100g以上のドローンを飛ばすには許可が必要?

ドローンは空撮や物流、測量、農業、災害対策など、幅広い分野で活用が進んでおり、趣味としても人気を集めています。

一方で、ドローンは無人航空機として法律上の規制も多く、安全を確保するためのルールが厳しく定められています。

日本ではかつて重量(機体とバッテリーの重さの合計)200g以上の機体が無人航空機として規制対象とされていましたが、航空法改正によりドローンの登録制度の新設や飛行の許可・承認制度が大きく変わり、現在は100g以上の機体が航空法上の「無人航空機」として扱われるようになりました。

そこで本記事では、100g以上のドローンに関わる許可や承認、機体登録手続きの概要を丁寧に解説いたします。

すでにドローンをお持ちの方はもちろん、これから購入を検討している方もぜひ参考にしてみてください。

ドローンに関する主な規制概要

1.航空法の適用範囲拡大

これまで日本の航空法では、「200g以上」が無人航空機として飛行許可・承認の対象とされてきました。しかし、ドローン技術の進歩と普及に伴い、機体が軽量化する一方で高性能化も進み、安全面でのリスクが顕在化したことから、無人航空機の適用対象が100g以上に引き下げられました。

現在は重さが100g以上のドローンを「無人航空機」として取り扱うことになっています。これにより、従来200g未満だからといって多くの規制を免れていた比較的軽量なドローンも、航空法の対象になりました。

2.「無人航空機」としての定義

航空法では、ドローンやラジコン機、農薬散布用の無人ヘリコプターなど、人が乗れない構造で遠隔操作や自律制御で飛行する機体を「無人航空機」と定義しています。

100g以上であればトイドローンと呼ばれる小型の機体でも対象となり、各種申請手続きが必要になるケースが多くなります。

反対に、100g未満の超小型トイドローンや室内専用ドローンは航空法の規制がほとんどありませんが、屋外飛行であれば別の法令、例えば小型無人機等飛行禁止法などに抵触する可能性があるため注意が必要です。

3.なぜ100g以上が対象になったのか

200g未満のドローンであっても、飛行速度の高速化や動画撮影の性能向上により、もし事故が起きれば人的・物的被害が大きくなるリスクがあります。

たとえば、人や建物に衝突したり、飛行中にトラブルが起きて墜落したりする可能性は0ではありません。

こうした潜在的リスクを踏まえ、より広範囲に安全対策を徹底するために、100gという基準が設けられました。

重量が100g以上の無人航空機には、基本的に「機体登録」「飛行許可・承認申請」といった手続きが求められるようになったわけです。

100g以上ドローンの登録制度

1.登録が義務化された背景

航空法の改正により、屋外で飛行させる100g以上の無人航空機はすべて登録が義務化されました。

登録を義務づける背景には、「所有者や機体情報を把握し、安全対策や事故発生時の対応をスムーズに行う」目的があります。

_ _ _ _

### 課題の要件
(1) ドローン規制の記事のうち、「たとえば、人や建物に衝突した」で始まり「ーズに行う」目的があります。」で終わる部分をそのまま打ち直してください。
(2) ドローン規制の記事を、最後の文の後から続けて書き進めてください。

### 要素ボックスの記録
_ _ _ _

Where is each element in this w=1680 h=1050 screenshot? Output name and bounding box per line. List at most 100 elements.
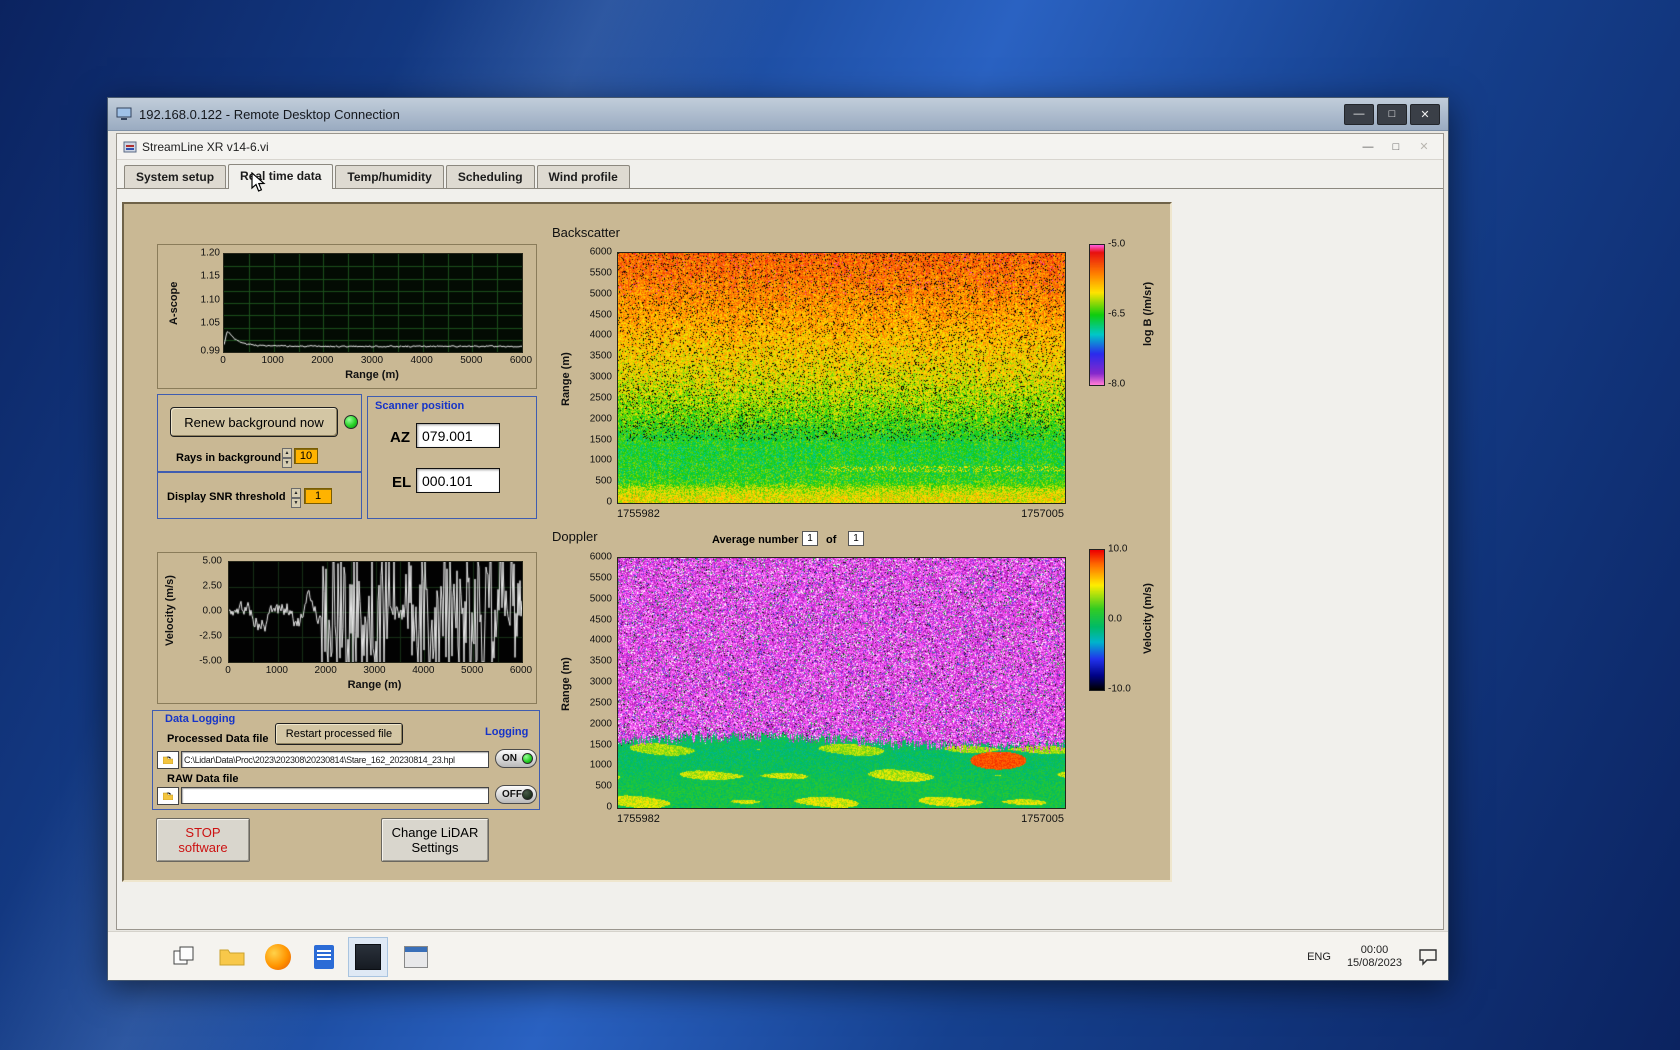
average-number-label: Average number: [712, 534, 798, 546]
tick-label: 2000: [315, 665, 337, 676]
renew-background-button[interactable]: Renew background now: [170, 407, 338, 437]
tick-label: 0.99: [201, 346, 220, 357]
tick-label: -5.0: [1108, 239, 1125, 250]
data-logging-title: Data Logging: [165, 713, 235, 725]
tick-label: 0: [606, 802, 612, 813]
snr-value-field[interactable]: 1: [304, 488, 332, 504]
tick-label: 2000: [311, 355, 333, 366]
doppler-colorbar-ticks: 10.00.0-10.0: [1108, 549, 1142, 689]
background-group: Renew background now Rays in background …: [157, 394, 362, 472]
logging-off-led: [522, 789, 533, 800]
tick-label: 1000: [262, 355, 284, 366]
tick-label: 6000: [590, 552, 612, 563]
tick-label: -8.0: [1108, 379, 1125, 390]
rdp-title: 192.168.0.122 - Remote Desktop Connectio…: [139, 107, 400, 122]
tick-label: 5000: [461, 665, 483, 676]
tick-label: 5000: [590, 288, 612, 299]
rdp-close-button[interactable]: ✕: [1410, 104, 1440, 125]
tick-label: 1000: [266, 665, 288, 676]
app-restore-button[interactable]: □: [1383, 138, 1409, 156]
rays-in-background-label: Rays in background: [176, 452, 281, 464]
average-count-value[interactable]: 1: [848, 531, 864, 546]
rdp-maximize-button[interactable]: □: [1377, 104, 1407, 125]
task-view-icon: [173, 946, 195, 968]
app-title: StreamLine XR v14-6.vi: [142, 140, 269, 154]
streamline-taskbar-button[interactable]: [348, 937, 388, 977]
tick-label: -6.5: [1108, 309, 1125, 320]
clock[interactable]: 00:00 15/08/2023: [1347, 944, 1402, 970]
raw-path-field[interactable]: [181, 787, 489, 804]
tick-label: 6000: [590, 247, 612, 258]
raw-path-browse[interactable]: C: [157, 787, 179, 805]
tick-label: 0: [225, 665, 231, 676]
main-panel: A-scope 1.201.151.101.050.99 01000200030…: [122, 202, 1172, 882]
rays-value-field[interactable]: 10: [294, 448, 318, 464]
tick-label: 3500: [590, 351, 612, 362]
tab-scheduling[interactable]: Scheduling: [446, 165, 535, 188]
el-value-display: 000.101: [416, 468, 500, 493]
tick-label: 1.05: [201, 318, 220, 329]
background-led: [344, 415, 358, 429]
doppler-colorbar: [1089, 549, 1105, 691]
velocity-yticks: 5.002.500.00-2.50-5.00: [186, 561, 222, 661]
tick-label: 6000: [510, 355, 532, 366]
app-minimize-button[interactable]: —: [1355, 138, 1381, 156]
language-indicator[interactable]: ENG: [1307, 951, 1331, 963]
processed-path-browse[interactable]: C: [157, 751, 179, 769]
file-explorer-button[interactable]: [216, 941, 248, 973]
restart-processed-file-button[interactable]: Restart processed file: [275, 723, 403, 745]
ascope-xticks: 0100020003000400050006000: [223, 355, 521, 367]
average-of-label: of: [826, 534, 836, 546]
rays-spinner[interactable]: ▲▼: [282, 448, 292, 465]
rdp-minimize-button[interactable]: —: [1344, 104, 1374, 125]
tick-label: 0: [606, 497, 612, 508]
tick-label: 6000: [510, 665, 532, 676]
tab-wind-profile[interactable]: Wind profile: [537, 165, 630, 188]
tab-temp-humidity[interactable]: Temp/humidity: [335, 165, 443, 188]
backscatter-colorbar-ticks: -5.0-6.5-8.0: [1108, 244, 1142, 384]
tick-label: 3000: [363, 665, 385, 676]
scan-scheduler-button[interactable]: [400, 941, 432, 973]
tick-label: 5500: [590, 572, 612, 583]
doppler-ylabel: Range (m): [558, 629, 574, 739]
snr-spinner[interactable]: ▲▼: [291, 488, 301, 505]
tick-label: 3000: [590, 372, 612, 383]
tick-label: 5500: [590, 267, 612, 278]
ascope-yticks: 1.201.151.101.050.99: [186, 253, 220, 351]
rdp-titlebar[interactable]: 192.168.0.122 - Remote Desktop Connectio…: [108, 98, 1448, 131]
tick-label: 2500: [590, 392, 612, 403]
tick-label: 1.20: [201, 248, 220, 259]
stop-software-button[interactable]: STOP software: [156, 818, 250, 862]
document-app-button[interactable]: [308, 941, 340, 973]
notification-icon[interactable]: [1418, 948, 1438, 966]
snr-threshold-group: Display SNR threshold ▲▼ 1: [157, 472, 362, 519]
tab-real-time-data[interactable]: Real time data: [228, 164, 333, 189]
app-close-button[interactable]: ✕: [1411, 138, 1437, 156]
processed-path-field[interactable]: C:\Lidar\Data\Proc\2023\202308\20230814\…: [181, 751, 489, 768]
app-titlebar[interactable]: StreamLine XR v14-6.vi — □ ✕: [117, 134, 1443, 160]
doppler-yticks: 6000550050004500400035003000250020001500…: [576, 557, 612, 807]
processed-logging-toggle[interactable]: ON: [495, 749, 537, 768]
clock-time: 00:00: [1361, 944, 1389, 957]
velocity-plot: [228, 561, 523, 663]
tick-label: 4000: [412, 665, 434, 676]
firefox-button[interactable]: [262, 941, 294, 973]
change-lidar-settings-button[interactable]: Change LiDAR Settings: [381, 818, 489, 862]
tab-system-setup[interactable]: System setup: [124, 165, 226, 188]
tick-label: 4500: [590, 309, 612, 320]
backscatter-x-start: 1755982: [617, 508, 660, 520]
tick-label: 0.0: [1108, 614, 1122, 625]
tick-label: 2000: [590, 413, 612, 424]
backscatter-ylabel: Range (m): [558, 324, 574, 434]
velocity-graph: Velocity (m/s) 5.002.500.00-2.50-5.00 01…: [157, 552, 537, 704]
raw-logging-toggle[interactable]: OFF: [495, 785, 537, 804]
folder-icon: [163, 756, 173, 764]
task-view-button[interactable]: [168, 941, 200, 973]
scanner-position-title: Scanner position: [375, 400, 464, 412]
average-number-value[interactable]: 1: [802, 531, 818, 546]
doppler-colorbar-label: Velocity (m/s): [1140, 559, 1156, 679]
tick-label: 2500: [590, 697, 612, 708]
tick-label: 1500: [590, 434, 612, 445]
el-label: EL: [392, 474, 411, 491]
velocity-xlabel: Range (m): [228, 679, 521, 691]
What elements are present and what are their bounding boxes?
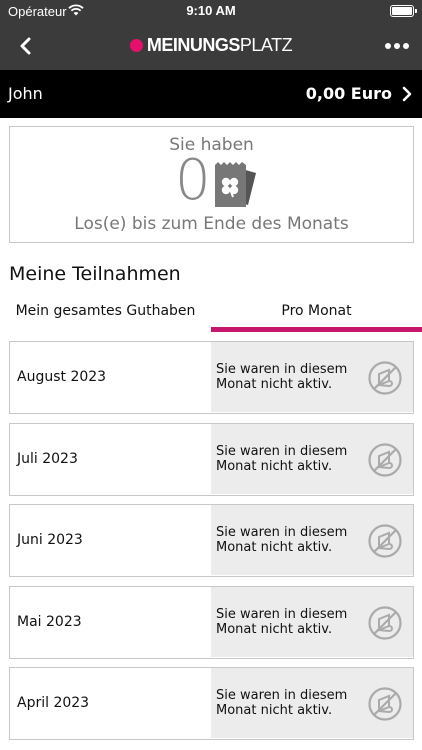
logo-text: MEINUNGSPLATZ: [146, 35, 293, 56]
tickets-intro: Sie haben: [169, 135, 254, 155]
month-status: Sie waren in diesem Monat nicht aktiv.: [211, 586, 413, 657]
month-status: Sie waren in diesem Monat nicht aktiv.: [211, 342, 413, 412]
logo-text-light: PLATZ: [239, 35, 293, 55]
more-dot: [394, 43, 400, 49]
more-button[interactable]: [382, 32, 412, 60]
logo-text-bold: MEINUNGS: [146, 35, 241, 55]
lottery-ticket-icon: [215, 162, 256, 207]
tab-total-balance[interactable]: Mein gesamtes Guthaben: [0, 290, 211, 332]
month-row[interactable]: April 2023 Sie waren in diesem Monat nic…: [9, 667, 414, 740]
more-dot: [403, 43, 409, 49]
inactive-icon: [368, 524, 402, 558]
inactive-icon: [368, 442, 402, 477]
tickets-outro: Los(e) bis zum Ende des Monats: [74, 214, 349, 234]
inactive-icon: [368, 687, 402, 721]
inactive-icon: [368, 605, 402, 640]
month-label: Juni 2023: [17, 532, 83, 548]
month-status: Sie waren in diesem Monat nicht aktiv.: [211, 423, 413, 494]
tab-bar: Mein gesamtes Guthaben Pro Monat: [0, 290, 422, 332]
month-status: Sie waren in diesem Monat nicht aktiv.: [211, 505, 413, 575]
section-title: Meine Teilnahmen: [9, 263, 181, 285]
month-row[interactable]: August 2023 Sie waren in diesem Monat ni…: [9, 341, 414, 414]
tickets-card: Sie haben 0 Los(e) bis zum Ende des Mona…: [9, 126, 414, 243]
tickets-count: 0: [175, 148, 211, 213]
battery-icon: [390, 5, 417, 17]
logo-dot: [129, 39, 143, 52]
month-label: Mai 2023: [17, 613, 82, 630]
month-status-text: Sie waren in diesem Monat nicht aktiv.: [216, 525, 348, 555]
active-tab-indicator: [211, 327, 422, 332]
user-bar[interactable]: John 0,00 Euro: [0, 70, 422, 118]
user-balance: 0,00 Euro: [305, 84, 392, 103]
status-bar: Opérateur 9:10 AM: [0, 0, 422, 22]
month-label: April 2023: [17, 695, 90, 711]
month-status-text: Sie waren in diesem Monat nicht aktiv.: [216, 362, 348, 392]
month-status-text: Sie waren in diesem Monat nicht aktiv.: [216, 688, 348, 718]
month-row[interactable]: Juni 2023 Sie waren in diesem Monat nich…: [9, 504, 414, 577]
brand-logo: MEINUNGSPLATZ: [0, 35, 422, 56]
month-label: August 2023: [17, 369, 107, 385]
month-status-text: Sie waren in diesem Monat nicht aktiv.: [216, 443, 348, 474]
month-list: August 2023 Sie waren in diesem Monat ni…: [9, 341, 414, 749]
nav-bar: MEINUNGSPLATZ: [0, 22, 422, 70]
month-row[interactable]: Juli 2023 Sie waren in diesem Monat nich…: [9, 422, 414, 496]
month-label: Juli 2023: [17, 450, 78, 467]
tab-per-month[interactable]: Pro Monat: [211, 290, 422, 332]
more-dot: [385, 43, 391, 49]
month-status-text: Sie waren in diesem Monat nicht aktiv.: [216, 606, 348, 637]
month-row[interactable]: Mai 2023 Sie waren in diesem Monat nicht…: [9, 585, 414, 659]
inactive-icon: [368, 361, 402, 395]
user-name: John: [8, 84, 43, 103]
chevron-right-icon: [402, 86, 412, 102]
clock: 9:10 AM: [186, 3, 236, 18]
month-status: Sie waren in diesem Monat nicht aktiv.: [211, 668, 413, 738]
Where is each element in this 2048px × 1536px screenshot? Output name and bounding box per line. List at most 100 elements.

_ _ _ _

### 課題ごとの解答
(1)
たとえば、人や建物に衝突したり、飛行中にトラブルが起きて墜落したりする可能性は0ではありません。

こうした潜在的リスクを踏まえ、より広範囲に安全対策を徹底するために、100gという基準が設けられました。

重量が100g以上の無人航空機には、基本的に「機体登録」「飛行許可・承認申請」といった手続きが求められるようになったわけです。

100g以上ドローンの登録制度

1.登録が義務化された背景

航空法の改正により、屋外で飛行させる100g以上の無人航空機はすべて登録が義務化されました。

登録を義務づける背景には、「所有者や機体情報を把握し、安全対策や事故発生時の対応をスムーズに行う」目的があります。

(2)
国土交通省のデータベースに機体と所有者の情報を結びつけることで、飛行許可の審査や、万が一の事故対応が容易になり、無人航空機が安心・安全に運用される社会環境を目指すわけです。

2.登録に必要な情報

登録手続きを行う際は、以下のような情報を提出します。

  • 所有者情報:氏名、住所、連絡先など
  • 機体情報:メーカー名、機体の型式、重量、製造番号(シリアルナンバー)など
  • 補助的な情報:例えばリモートID装置の搭載状況、機体の写真など

登録は「無人航空機登録ポータルサイト」などからDIPSというオンライン申請システムで行うことが可能です。

手数料は機体1台ごとに必要となりますが、複数台を所有している場合は一括で登録することもできます。

3.登録期限や更新手続き

無人航空機の登録は有効期間が設定されており、3年ごとに更新が必要とされています。

更新を怠ると、登録情報が抹消されるなどのリスクがあるため、期限内に手続きを行いましょう。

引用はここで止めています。